Facebook's Sheryl Sandberg honors single moms on Mother's Day

sheryl sandberg dave goldberg

A year after her husband's death, Facebook COO Sheryl Sandberg is opening up about her new reality as a single parent.

In a long post on Facebook Friday afternoon, Sandberg talks about adjusting to being a single mom in light of Mother's Day. She calls for better paid maternity leave, and stronger polices to support all single parent families.

"Dave's absence is part of our daily lives and, for me, has redefined what it is to be a mother," said Sandberg.

Her husband Dave Goldberg died in an accident in Mexico last May. Since then, Sandberg has raised the couple's two children and continued her work at Facebook (FB) and with her Lean In movement.

Related: Sheryl Sandberg '30 years sadder' after husband's death

The Lean In initiative has been criticized for not adequately addressing the difficulties of lower income and single mothers. The book emphasizes the importance of having a partner's support in order to achieve success. In Friday's post, Sandberg walks back some of her early misconceptions.

§ **Data supplied**
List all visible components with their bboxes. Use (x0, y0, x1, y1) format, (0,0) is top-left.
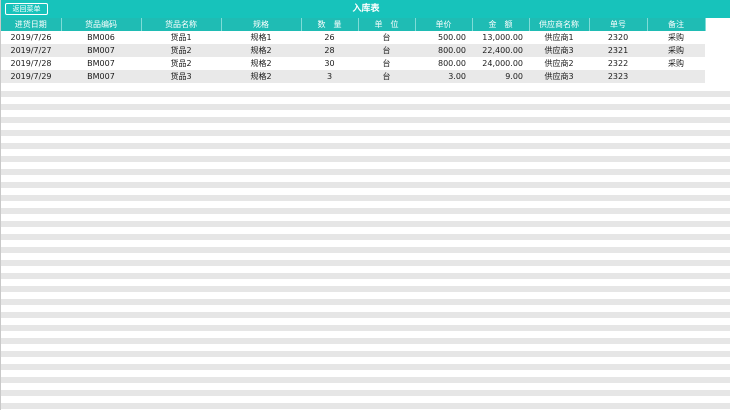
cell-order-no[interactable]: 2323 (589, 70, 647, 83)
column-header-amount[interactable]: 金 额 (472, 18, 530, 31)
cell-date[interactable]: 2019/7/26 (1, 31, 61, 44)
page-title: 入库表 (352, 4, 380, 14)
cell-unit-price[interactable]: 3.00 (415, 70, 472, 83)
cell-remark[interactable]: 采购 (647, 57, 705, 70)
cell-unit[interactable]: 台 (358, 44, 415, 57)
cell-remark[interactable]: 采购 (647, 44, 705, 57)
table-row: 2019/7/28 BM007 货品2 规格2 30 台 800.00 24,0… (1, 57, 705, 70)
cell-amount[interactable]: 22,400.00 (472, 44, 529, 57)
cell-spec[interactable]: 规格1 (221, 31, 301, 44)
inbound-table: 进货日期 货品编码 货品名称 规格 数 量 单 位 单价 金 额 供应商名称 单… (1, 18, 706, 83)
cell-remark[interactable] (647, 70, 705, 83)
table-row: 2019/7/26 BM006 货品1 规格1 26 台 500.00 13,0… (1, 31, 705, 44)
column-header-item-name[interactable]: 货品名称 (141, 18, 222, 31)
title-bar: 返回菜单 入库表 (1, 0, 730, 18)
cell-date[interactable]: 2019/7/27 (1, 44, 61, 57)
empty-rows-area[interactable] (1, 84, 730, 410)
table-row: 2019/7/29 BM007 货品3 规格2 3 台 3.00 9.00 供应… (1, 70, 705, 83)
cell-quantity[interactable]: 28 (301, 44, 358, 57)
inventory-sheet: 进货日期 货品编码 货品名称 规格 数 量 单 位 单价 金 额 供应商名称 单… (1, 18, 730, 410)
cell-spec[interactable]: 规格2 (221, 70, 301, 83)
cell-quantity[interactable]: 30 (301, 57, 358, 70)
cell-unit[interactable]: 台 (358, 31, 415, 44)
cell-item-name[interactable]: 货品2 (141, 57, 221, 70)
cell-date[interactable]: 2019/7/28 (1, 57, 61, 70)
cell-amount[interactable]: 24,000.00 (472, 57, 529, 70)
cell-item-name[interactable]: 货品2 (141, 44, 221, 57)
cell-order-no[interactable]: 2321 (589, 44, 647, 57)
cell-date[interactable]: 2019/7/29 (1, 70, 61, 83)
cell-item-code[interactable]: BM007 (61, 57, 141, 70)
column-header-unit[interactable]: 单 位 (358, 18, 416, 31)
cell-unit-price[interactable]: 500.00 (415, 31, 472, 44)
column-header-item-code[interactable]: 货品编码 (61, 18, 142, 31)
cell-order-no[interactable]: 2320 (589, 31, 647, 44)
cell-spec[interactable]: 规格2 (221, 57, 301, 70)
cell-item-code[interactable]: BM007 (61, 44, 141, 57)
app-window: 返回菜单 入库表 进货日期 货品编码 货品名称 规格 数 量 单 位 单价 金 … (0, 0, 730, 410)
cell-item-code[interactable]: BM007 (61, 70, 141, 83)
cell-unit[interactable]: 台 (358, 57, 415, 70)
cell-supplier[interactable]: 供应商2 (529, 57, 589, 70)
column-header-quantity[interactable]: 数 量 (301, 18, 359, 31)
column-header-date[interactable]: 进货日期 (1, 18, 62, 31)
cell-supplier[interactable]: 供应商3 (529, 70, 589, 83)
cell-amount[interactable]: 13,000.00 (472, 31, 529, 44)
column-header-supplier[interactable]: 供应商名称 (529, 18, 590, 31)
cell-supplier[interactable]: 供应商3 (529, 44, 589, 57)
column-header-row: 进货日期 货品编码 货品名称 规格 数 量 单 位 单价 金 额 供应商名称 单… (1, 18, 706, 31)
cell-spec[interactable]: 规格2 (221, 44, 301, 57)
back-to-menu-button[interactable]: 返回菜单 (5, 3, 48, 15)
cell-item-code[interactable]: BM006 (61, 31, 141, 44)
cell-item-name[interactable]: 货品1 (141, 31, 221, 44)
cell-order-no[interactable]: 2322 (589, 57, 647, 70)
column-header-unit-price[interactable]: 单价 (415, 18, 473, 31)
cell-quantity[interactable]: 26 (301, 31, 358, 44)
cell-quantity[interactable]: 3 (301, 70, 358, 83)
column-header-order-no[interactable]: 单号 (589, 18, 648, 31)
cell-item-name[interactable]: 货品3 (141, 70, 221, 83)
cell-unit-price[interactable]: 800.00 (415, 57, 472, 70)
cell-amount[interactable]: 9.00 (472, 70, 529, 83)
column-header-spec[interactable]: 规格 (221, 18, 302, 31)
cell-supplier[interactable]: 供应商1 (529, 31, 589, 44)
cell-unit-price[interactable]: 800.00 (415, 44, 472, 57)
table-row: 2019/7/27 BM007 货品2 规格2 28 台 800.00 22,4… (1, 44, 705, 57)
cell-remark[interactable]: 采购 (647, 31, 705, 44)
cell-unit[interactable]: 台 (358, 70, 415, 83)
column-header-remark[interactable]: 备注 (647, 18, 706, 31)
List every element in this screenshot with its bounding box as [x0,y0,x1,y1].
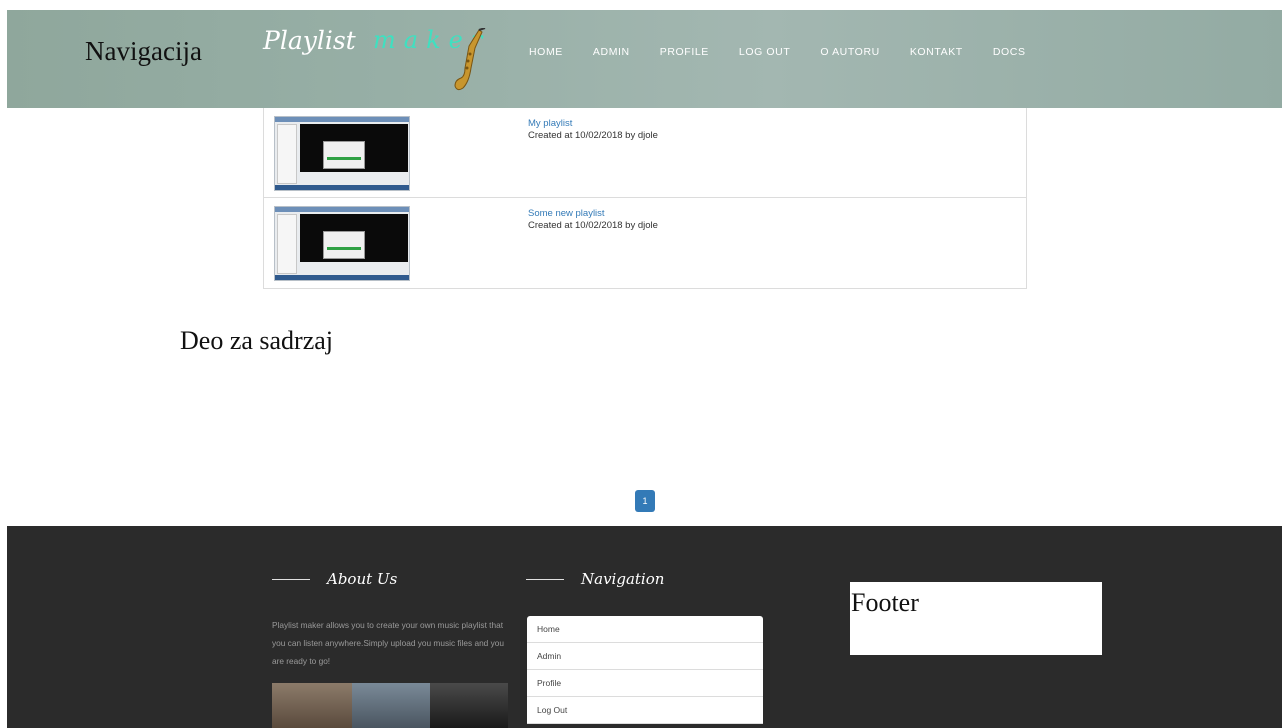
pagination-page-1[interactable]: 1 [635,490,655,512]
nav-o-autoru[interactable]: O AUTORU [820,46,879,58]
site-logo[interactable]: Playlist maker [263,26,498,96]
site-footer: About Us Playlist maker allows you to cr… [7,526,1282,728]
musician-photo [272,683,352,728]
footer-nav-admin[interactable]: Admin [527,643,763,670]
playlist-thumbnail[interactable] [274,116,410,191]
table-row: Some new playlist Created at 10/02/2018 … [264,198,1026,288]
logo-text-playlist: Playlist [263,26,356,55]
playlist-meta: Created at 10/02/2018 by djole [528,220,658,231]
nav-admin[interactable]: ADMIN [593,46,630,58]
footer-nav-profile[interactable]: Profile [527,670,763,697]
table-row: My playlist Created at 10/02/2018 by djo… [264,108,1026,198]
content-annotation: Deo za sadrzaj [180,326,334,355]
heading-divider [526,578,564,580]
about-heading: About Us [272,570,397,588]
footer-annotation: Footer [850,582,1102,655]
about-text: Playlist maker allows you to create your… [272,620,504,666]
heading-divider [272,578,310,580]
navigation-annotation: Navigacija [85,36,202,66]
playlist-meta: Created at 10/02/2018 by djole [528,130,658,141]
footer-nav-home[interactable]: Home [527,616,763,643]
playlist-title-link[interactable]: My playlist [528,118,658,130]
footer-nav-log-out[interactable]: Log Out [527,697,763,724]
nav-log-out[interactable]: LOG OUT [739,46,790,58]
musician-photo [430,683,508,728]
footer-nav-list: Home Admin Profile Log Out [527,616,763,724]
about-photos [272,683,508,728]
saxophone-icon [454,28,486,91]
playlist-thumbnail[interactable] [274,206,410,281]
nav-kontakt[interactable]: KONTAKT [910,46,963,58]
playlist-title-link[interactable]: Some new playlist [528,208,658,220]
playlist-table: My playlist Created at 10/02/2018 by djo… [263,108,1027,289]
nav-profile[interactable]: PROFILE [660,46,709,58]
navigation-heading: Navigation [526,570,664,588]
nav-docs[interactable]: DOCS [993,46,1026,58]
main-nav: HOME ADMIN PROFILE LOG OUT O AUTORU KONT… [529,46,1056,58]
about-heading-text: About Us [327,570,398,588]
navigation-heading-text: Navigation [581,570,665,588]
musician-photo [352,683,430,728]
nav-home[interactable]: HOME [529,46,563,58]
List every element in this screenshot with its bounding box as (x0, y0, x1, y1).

§ **Problem set**
(1) In the article about Sheryl Sandberg's Mother's Day post, translate this sentence into Spanish: "Her husband Dave Goldberg died in an accident in Mexico last May."
(2) According to the article about Sheryl Sandberg's Mother's Day post, where did Dave Goldberg die?
(3) Go on with the article about Sheryl Sandberg's Mother's Day post from its last sentence.

§ **Expected responses**
(1) Su esposo, Dave Goldberg, murió en un accidente en México el pasado mayo.

(2) In Mexico, in an accident.

(3)
"Before, I did not quite get it. I did not really get how hard it is to succeed at work when you are overwhelmed at home."

"Some people felt that I did not spend enough time writing about the difficulties women face when they have an unsupportive partner or no partner at all. They were right," said Sandberg. "I will never experience and understand all of the challenges most single moms face, but I understand a lot more than I did a year ago."

Even though she is now a single parent herself, Sandberg is careful to recognize how different her situation is from that of millions of single-parent families living in poverty. Sandberg is a highly paid executive at a large company, and she has a tight, supportive network of friends and family. She points out that 40% of single-mother-led families in the U.S. live in poverty. That number jumps to 46% for black and Latino single moms.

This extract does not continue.